**EXERCISE PROMPT:**
Reproduce the records below exactly, leaving out any pictures.

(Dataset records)
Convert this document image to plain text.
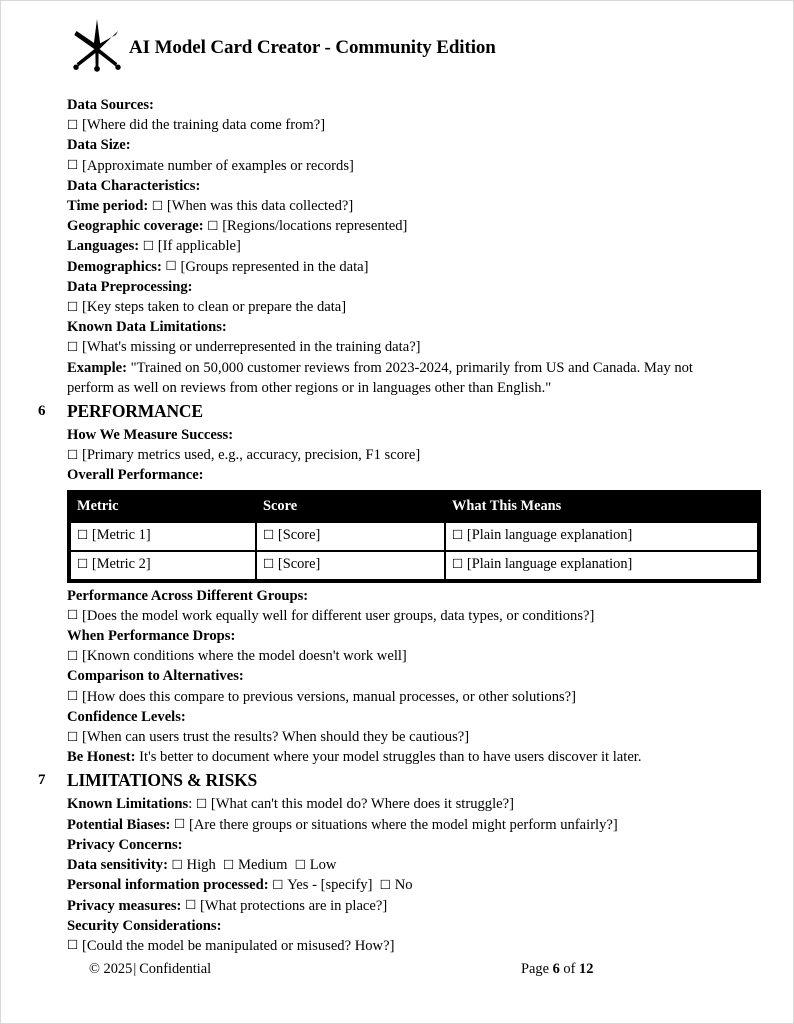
AI Model Card Creator - Community Edition
Data Sources:
☐ [Where did the training data come from?]
Data Size:
☐ [Approximate number of examples or records]
Data Characteristics:
Time period: ☐ [When was this data collected?]
Geographic coverage: ☐ [Regions/locations represented]
Languages: ☐ [If applicable]
Demographics: ☐ [Groups represented in the data]
Data Preprocessing:
☐ [Key steps taken to clean or prepare the data]
Known Data Limitations:
☐ [What's missing or underrepresented in the training data?]
Example: "Trained on 50,000 customer reviews from 2023-2024, primarily from US and Canada. May not perform as well on reviews from other regions or in languages other than English."
6	PERFORMANCE
How We Measure Success:
☐ [Primary metrics used, e.g., accuracy, precision, F1 score]
Overall Performance:
Metric	Score	What This Means
☐ [Metric 1]	☐ [Score]	☐ [Plain language explanation]
☐ [Metric 2]	☐ [Score]	☐ [Plain language explanation]
Performance Across Different Groups:
☐ [Does the model work equally well for different user groups, data types, or conditions?]
When Performance Drops:
☐ [Known conditions where the model doesn't work well]
Comparison to Alternatives:
☐ [How does this compare to previous versions, manual processes, or other solutions?]
Confidence Levels:
☐ [When can users trust the results? When should they be cautious?]
Be Honest: It's better to document where your model struggles than to have users discover it later.
7	LIMITATIONS & RISKS
Known Limitations: ☐ [What can't this model do? Where does it struggle?]
Potential Biases: ☐ [Are there groups or situations where the model might perform unfairly?]
Privacy Concerns:
Data sensitivity: ☐ High ☐ Medium ☐ Low
Personal information processed: ☐ Yes - [specify] ☐ No
Privacy measures: ☐ [What protections are in place?]
Security Considerations:
☐ [Could the model be manipulated or misused? How?]
© 2025| Confidential	Page 6 of 12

**RESULT FOR THIS TASK:**
Convert this document image to plain text.
AI Model Card Creator - Community Edition
Data Sources:
☐ [Where did the training data come from?]
Data Size:
☐ [Approximate number of examples or records]
Data Characteristics:
Time period: ☐ [When was this data collected?]
Geographic coverage: ☐ [Regions/locations represented]
Languages: ☐ [If applicable]
Demographics: ☐ [Groups represented in the data]
Data Preprocessing:
☐ [Key steps taken to clean or prepare the data]
Known Data Limitations:
☐ [What's missing or underrepresented in the training data?]
Example: "Trained on 50,000 customer reviews from 2023-2024, primarily from US and Canada. May not perform as well on reviews from other regions or in languages other than English."
6	PERFORMANCE
How We Measure Success:
☐ [Primary metrics used, e.g., accuracy, precision, F1 score]
Overall Performance:
Metric	Score	What This Means
☐ [Metric 1]	☐ [Score]	☐ [Plain language explanation]
☐ [Metric 2]	☐ [Score]	☐ [Plain language explanation]
Performance Across Different Groups:
☐ [Does the model work equally well for different user groups, data types, or conditions?]
When Performance Drops:
☐ [Known conditions where the model doesn't work well]
Comparison to Alternatives:
☐ [How does this compare to previous versions, manual processes, or other solutions?]
Confidence Levels:
☐ [When can users trust the results? When should they be cautious?]
Be Honest: It's better to document where your model struggles than to have users discover it later.
7	LIMITATIONS & RISKS
Known Limitations: ☐ [What can't this model do? Where does it struggle?]
Potential Biases: ☐ [Are there groups or situations where the model might perform unfairly?]
Privacy Concerns:
Data sensitivity: ☐ High ☐ Medium ☐ Low
Personal information processed: ☐ Yes - [specify] ☐ No
Privacy measures: ☐ [What protections are in place?]
Security Considerations:
☐ [Could the model be manipulated or misused? How?]
© 2025| Confidential	Page 6 of 12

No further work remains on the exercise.